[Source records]

★ ★ ★ ★ ★

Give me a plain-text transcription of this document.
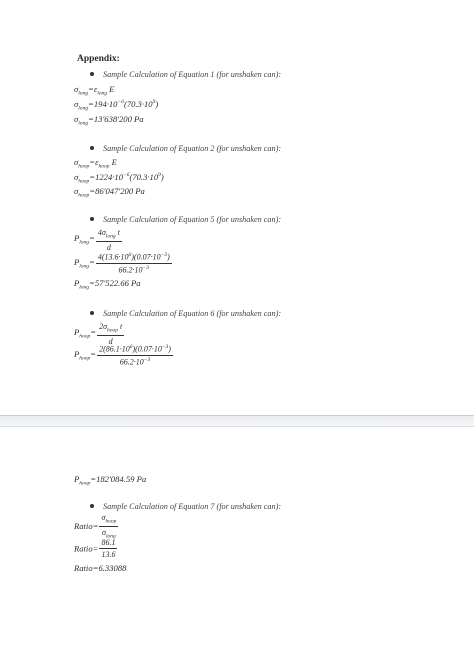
Appendix:
Sample Calculation of Equation 1 (for unshaken can):
$\sigma_{long}=\varepsilon_{long}$ E
$\sigma_{long}=194\cdot 10^{-6}(70.3\cdot 10^9)$
$\sigma_{long}=13'638'200$ Pa
Sample Calculation of Equation 2 (for unshaken can):
$\sigma_{hoop}=\varepsilon_{hoop}$ E
$\sigma_{hoop}=1224\cdot 10^{-6}(70.3\cdot 10^9)$
$\sigma_{hoop}=86'047'200$ Pa
Sample Calculation of Equation 5 (for unshaken can):
$P_{long}= \frac{4\sigma_{long} t}{d}$
$P_{long}= \frac{4(13.6\cdot 10^6)(0.07\cdot 10^{-3})}{66.2\cdot 10^{-3}}$
$P_{long}=57'522.66$ Pa
Sample Calculation of Equation 6 (for unshaken can):
$P_{hoop}= \frac{2\sigma_{hoop} t}{d}$
$P_{hoop}= \frac{2(86.1\cdot 10^6)(0.07\cdot 10^{-3})}{66.2\cdot 10^{-3}}$
$P_{hoop}=182'084.59$ Pa
Sample Calculation of Equation 7 (for unshaken can):
Ratio= $\frac{\sigma_{hoop}}{\sigma_{long}}$
Ratio= $\frac{86.1}{13.6}$
Ratio=6.33088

★ ★ ★ ★ ★

→ Directions: Filter out every line that lacks the word "Calculation", and copy the rest.

→ Solution to the exercise:
Sample Calculation of Equation 1 (for unshaken can):
Sample Calculation of Equation 2 (for unshaken can):
Sample Calculation of Equation 5 (for unshaken can):
Sample Calculation of Equation 6 (for unshaken can):
Sample Calculation of Equation 7 (for unshaken can):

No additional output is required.